_ZU ERLEDIGENDE AUFGABEN_
**a)** Für welchen Thinktank ist Michael Bohnert laut dem Textauszug als Analyst tätig?
**b)** Entnimm dem Textauszug wörtlich den Abschnitt von „Kursk – „Kurz“ bis einschließlich „eine andere Erklärung.“.
**c)** Stimmen die folgenden Aussagen mit dem Textauszug überein? Beantworte jede mit Ja oder Nein und zitiere die entscheidenden Worte wörtlich.
(i) Michael Bohnert äußert sich im britischen Telegraph.
(ii) Kimberly Dozier schreibt für die BBC.
(iii) Michael Bohnert schätzt die Lage der Ukraine pessimistisch ein.

_TEXTAUSZUG_
↓

Putins nächstes Opfer? Analystin vermutet Kalkül hinter ausbleibender Reaktion auf Kursk-Offensive
Eine Ewigkeit liegt zwischen dem Überfall der Kursk-Region und dem Verlust des gleichnamigen U-Bootes. Aber Putin reagiert gleichermaßen gleichgültig.
Kursk – „Kurz gesagt, die russischen Boden- und Luftstreitkräfte sind überfordert wie nie zuvor während des gesamten Krieges“, äußert Michael Bohnert im britischen Telegraph. Der Analyst des Thinktank RAND ist durch und durch optimistisch, die Ukraine habe wieder einen Weg zum Sieg gefunden. Derweil kommt Kimberly Dozier zu einem ganz anderen Schluss: Ihrer Meinung nach könnte Wladimir Putin das Eindringen der Ukraine in Kursk vorsichtig eskalieren lassen, um die russische Bevölkerung wieder einzuschwören auf einen Krieg, der sich länger hinzieht, als das geplant gewesen war. Nach Meinung der Autorin des Senders CNN könnte Putin die Region opfern, um die Ukraine ins offene Messer laufen zu lassen. Aber da wäre noch eine andere Erklärung.

↑

_DATENÜBERSICHT_

↓

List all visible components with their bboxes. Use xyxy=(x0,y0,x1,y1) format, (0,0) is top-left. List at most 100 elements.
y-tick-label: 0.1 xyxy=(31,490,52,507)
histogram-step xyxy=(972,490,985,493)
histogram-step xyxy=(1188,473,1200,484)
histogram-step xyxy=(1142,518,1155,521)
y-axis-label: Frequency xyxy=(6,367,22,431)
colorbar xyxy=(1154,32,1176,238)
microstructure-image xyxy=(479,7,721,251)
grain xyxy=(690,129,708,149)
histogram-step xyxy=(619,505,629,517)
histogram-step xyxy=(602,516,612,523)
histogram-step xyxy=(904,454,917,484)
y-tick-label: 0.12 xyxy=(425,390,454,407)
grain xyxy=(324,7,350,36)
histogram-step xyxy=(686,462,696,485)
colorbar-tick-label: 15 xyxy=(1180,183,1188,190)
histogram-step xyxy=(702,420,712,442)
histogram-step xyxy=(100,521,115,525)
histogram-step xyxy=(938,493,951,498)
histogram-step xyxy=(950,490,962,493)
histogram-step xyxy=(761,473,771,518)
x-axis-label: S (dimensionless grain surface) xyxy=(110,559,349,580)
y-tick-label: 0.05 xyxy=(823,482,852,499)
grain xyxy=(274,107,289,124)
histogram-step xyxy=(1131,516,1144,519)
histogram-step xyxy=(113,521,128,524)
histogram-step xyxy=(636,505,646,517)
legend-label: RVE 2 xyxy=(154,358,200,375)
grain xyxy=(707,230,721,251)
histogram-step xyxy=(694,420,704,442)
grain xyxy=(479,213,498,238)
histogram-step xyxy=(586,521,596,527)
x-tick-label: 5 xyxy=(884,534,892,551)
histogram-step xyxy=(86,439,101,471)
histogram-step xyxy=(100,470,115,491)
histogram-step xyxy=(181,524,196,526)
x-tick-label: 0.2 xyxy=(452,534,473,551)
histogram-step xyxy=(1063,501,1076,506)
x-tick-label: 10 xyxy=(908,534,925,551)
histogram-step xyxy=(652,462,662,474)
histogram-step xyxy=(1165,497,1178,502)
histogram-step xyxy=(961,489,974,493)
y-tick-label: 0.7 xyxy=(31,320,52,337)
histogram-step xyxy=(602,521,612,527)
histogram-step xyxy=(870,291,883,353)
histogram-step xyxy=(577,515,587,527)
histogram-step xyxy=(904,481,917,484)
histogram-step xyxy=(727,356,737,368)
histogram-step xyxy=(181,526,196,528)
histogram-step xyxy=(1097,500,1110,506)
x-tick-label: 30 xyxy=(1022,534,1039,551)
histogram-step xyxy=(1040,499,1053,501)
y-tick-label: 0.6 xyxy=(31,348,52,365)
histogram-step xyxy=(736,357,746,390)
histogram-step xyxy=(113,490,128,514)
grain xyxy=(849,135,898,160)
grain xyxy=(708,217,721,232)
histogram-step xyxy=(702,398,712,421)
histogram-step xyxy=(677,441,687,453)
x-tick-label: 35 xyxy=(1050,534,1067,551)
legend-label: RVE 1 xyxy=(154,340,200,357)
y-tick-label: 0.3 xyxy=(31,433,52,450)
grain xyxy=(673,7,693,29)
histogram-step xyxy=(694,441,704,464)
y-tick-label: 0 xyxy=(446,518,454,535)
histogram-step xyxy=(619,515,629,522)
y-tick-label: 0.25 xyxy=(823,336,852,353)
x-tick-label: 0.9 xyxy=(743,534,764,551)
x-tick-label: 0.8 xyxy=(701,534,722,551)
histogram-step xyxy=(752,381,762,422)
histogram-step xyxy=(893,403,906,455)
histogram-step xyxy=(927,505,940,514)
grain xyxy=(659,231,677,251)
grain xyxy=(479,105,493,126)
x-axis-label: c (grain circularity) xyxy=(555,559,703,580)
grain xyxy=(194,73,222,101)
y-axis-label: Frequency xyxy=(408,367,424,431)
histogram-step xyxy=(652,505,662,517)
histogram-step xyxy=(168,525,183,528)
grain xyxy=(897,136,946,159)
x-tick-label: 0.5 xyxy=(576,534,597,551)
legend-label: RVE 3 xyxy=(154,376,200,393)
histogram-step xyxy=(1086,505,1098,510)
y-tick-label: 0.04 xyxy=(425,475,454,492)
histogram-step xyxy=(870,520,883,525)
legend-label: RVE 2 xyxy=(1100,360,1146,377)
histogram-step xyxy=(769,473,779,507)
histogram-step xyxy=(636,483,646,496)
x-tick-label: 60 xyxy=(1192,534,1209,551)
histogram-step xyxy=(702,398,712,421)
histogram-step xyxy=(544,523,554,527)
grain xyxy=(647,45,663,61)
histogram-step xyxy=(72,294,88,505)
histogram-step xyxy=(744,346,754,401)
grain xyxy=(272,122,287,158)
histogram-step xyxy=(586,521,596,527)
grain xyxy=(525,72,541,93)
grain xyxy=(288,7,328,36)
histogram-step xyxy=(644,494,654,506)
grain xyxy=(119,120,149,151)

↑

_ANTWORTEN JE AUFGABE_
**a)** RAND

**b)**
Kursk – „Kurz gesagt, die russischen Boden- und Luftstreitkräfte sind überfordert wie nie zuvor während des gesamten Krieges“, äußert Michael Bohnert im britischen Telegraph. Der Analyst des Thinktank RAND ist durch und durch optimistisch, die Ukraine habe wieder einen Weg zum Sieg gefunden. Derweil kommt Kimberly Dozier zu einem ganz anderen Schluss: Ihrer Meinung nach könnte Wladimir Putin das Eindringen der Ukraine in Kursk vorsichtig eskalieren lassen, um die russische Bevölkerung wieder einzuschwören auf einen Krieg, der sich länger hinzieht, als das geplant gewesen war. Nach Meinung der Autorin des Senders CNN könnte Putin die Region opfern, um die Ukraine ins offene Messer laufen zu lassen. Aber da wäre noch eine andere Erklärung.

**c)**
(i) Ja: „äußert Michael Bohnert im britischen Telegraph“
(ii) Nein: „der Autorin des Senders CNN“
(iii) Nein: „ist durch und durch optimistisch“